> _Short exercise_
Wherever a line holds the word "متوسط", copy that line out.

+--

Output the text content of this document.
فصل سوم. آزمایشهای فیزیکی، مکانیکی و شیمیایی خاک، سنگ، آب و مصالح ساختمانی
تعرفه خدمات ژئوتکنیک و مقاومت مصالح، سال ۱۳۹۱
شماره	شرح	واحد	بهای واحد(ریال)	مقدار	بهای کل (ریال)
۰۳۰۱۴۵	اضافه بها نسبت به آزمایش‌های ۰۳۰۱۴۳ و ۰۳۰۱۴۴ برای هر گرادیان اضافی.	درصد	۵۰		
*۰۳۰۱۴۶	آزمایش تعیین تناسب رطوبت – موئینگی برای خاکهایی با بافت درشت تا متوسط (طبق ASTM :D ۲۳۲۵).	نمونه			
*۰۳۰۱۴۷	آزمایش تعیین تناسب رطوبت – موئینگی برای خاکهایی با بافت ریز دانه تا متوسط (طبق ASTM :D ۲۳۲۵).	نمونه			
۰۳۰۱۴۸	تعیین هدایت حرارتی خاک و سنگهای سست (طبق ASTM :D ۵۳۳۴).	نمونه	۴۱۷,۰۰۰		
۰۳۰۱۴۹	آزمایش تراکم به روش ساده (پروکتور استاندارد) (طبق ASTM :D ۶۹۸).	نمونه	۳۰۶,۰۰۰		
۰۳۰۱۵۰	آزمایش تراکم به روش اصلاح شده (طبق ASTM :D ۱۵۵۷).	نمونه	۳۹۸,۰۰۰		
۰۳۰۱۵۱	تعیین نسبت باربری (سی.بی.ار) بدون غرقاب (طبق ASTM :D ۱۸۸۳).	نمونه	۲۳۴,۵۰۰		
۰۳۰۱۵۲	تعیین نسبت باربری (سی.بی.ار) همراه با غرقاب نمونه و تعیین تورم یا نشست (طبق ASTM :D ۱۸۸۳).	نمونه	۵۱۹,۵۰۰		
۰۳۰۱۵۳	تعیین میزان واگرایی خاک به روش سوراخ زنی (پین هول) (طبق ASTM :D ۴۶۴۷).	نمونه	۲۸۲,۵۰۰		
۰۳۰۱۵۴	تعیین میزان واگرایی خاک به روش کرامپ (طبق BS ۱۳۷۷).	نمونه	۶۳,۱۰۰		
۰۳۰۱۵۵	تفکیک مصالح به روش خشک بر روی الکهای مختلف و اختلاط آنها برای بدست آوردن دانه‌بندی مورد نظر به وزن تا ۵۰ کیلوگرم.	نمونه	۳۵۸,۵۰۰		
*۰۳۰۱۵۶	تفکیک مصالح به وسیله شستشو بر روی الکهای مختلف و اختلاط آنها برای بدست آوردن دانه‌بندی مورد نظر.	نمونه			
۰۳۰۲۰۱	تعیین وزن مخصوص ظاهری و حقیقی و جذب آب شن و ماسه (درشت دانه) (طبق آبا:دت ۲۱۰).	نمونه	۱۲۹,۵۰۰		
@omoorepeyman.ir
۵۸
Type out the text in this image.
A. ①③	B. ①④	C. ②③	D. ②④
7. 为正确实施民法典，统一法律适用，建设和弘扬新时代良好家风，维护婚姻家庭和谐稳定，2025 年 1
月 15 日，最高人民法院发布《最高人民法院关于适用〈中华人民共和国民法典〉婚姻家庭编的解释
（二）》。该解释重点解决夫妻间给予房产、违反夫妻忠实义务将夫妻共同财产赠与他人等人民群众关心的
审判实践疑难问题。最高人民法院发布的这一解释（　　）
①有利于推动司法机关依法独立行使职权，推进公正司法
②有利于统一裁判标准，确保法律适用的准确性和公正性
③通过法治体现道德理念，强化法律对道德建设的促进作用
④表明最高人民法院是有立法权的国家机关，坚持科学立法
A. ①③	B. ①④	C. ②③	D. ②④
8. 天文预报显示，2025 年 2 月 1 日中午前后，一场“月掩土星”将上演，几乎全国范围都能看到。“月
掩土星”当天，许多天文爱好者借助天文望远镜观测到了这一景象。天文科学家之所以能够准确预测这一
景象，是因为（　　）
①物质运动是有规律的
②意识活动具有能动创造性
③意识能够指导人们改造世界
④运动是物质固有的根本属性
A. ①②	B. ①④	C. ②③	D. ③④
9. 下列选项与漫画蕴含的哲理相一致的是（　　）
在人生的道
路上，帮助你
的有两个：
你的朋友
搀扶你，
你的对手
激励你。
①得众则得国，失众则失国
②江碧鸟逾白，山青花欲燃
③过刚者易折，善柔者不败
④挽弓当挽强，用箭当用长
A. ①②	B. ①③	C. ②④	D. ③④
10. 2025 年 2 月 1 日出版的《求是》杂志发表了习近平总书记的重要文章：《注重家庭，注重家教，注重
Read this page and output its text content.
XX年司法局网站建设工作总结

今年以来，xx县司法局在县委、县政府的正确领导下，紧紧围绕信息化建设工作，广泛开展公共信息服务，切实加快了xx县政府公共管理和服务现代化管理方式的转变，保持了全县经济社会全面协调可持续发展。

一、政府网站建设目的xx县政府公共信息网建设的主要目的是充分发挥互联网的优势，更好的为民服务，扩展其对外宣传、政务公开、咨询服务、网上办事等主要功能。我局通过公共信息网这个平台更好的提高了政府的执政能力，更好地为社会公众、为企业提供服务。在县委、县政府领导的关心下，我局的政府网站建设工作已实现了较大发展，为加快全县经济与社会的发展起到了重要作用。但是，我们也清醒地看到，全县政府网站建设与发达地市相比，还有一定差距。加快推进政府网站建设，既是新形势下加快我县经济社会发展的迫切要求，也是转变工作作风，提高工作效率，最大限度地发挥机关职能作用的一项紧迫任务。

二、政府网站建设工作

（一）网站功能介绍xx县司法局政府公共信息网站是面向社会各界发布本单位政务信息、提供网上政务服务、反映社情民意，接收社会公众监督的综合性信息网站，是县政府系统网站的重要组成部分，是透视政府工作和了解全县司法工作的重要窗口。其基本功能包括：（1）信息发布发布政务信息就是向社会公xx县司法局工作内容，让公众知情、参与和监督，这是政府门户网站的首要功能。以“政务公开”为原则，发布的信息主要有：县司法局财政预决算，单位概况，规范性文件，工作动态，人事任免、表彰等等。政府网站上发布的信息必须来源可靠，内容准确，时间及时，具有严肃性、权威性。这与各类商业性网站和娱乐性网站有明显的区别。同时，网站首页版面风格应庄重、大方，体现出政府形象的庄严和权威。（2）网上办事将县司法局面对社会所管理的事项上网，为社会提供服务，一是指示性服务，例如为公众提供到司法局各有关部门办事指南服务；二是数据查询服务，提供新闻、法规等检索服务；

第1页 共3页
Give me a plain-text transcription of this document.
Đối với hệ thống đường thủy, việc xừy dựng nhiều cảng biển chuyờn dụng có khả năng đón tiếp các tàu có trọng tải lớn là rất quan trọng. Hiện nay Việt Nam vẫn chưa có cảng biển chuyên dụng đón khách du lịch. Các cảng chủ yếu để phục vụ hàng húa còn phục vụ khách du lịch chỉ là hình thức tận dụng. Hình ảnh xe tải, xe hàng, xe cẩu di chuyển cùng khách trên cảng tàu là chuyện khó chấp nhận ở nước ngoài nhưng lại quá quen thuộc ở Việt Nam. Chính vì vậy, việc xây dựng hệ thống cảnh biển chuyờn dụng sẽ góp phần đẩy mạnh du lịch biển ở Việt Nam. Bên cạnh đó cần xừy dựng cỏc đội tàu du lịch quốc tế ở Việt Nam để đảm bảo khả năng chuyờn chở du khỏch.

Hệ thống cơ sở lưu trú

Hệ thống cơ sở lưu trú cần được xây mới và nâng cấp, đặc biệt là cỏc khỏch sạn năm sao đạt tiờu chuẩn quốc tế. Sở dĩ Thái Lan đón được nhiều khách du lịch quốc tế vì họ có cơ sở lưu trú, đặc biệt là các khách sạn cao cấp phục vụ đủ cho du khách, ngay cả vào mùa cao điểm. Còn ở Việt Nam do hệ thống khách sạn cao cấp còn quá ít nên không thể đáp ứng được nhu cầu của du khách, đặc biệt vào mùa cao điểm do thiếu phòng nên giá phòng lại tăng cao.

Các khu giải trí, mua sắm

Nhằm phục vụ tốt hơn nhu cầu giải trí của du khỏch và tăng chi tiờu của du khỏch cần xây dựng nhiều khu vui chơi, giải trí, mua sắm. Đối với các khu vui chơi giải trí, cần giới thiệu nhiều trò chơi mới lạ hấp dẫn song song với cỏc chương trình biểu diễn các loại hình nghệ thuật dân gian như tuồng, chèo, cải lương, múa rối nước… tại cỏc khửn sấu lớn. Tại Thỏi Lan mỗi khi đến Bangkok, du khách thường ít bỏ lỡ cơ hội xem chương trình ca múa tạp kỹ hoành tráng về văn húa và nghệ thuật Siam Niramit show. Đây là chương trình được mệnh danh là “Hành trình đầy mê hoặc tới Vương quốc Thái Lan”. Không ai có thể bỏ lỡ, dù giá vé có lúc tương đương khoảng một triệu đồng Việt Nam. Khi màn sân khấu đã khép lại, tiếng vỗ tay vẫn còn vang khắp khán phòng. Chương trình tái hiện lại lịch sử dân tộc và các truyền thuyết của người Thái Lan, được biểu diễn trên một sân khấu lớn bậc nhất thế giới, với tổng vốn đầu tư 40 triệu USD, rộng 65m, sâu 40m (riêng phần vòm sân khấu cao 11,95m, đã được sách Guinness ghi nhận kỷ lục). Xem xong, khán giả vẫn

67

+--

> _Finished answer_
*۰۳۰۱۴۶	آزمایش تعیین تناسب رطوبت – موئینگی برای خاکهایی با بافت درشت تا متوسط (طبق ASTM :D ۲۳۲۵).	نمونه			
*۰۳۰۱۴۷	آزمایش تعیین تناسب رطوبت – موئینگی برای خاکهایی با بافت ریز دانه تا متوسط (طبق ASTM :D ۲۳۲۵).	نمونه			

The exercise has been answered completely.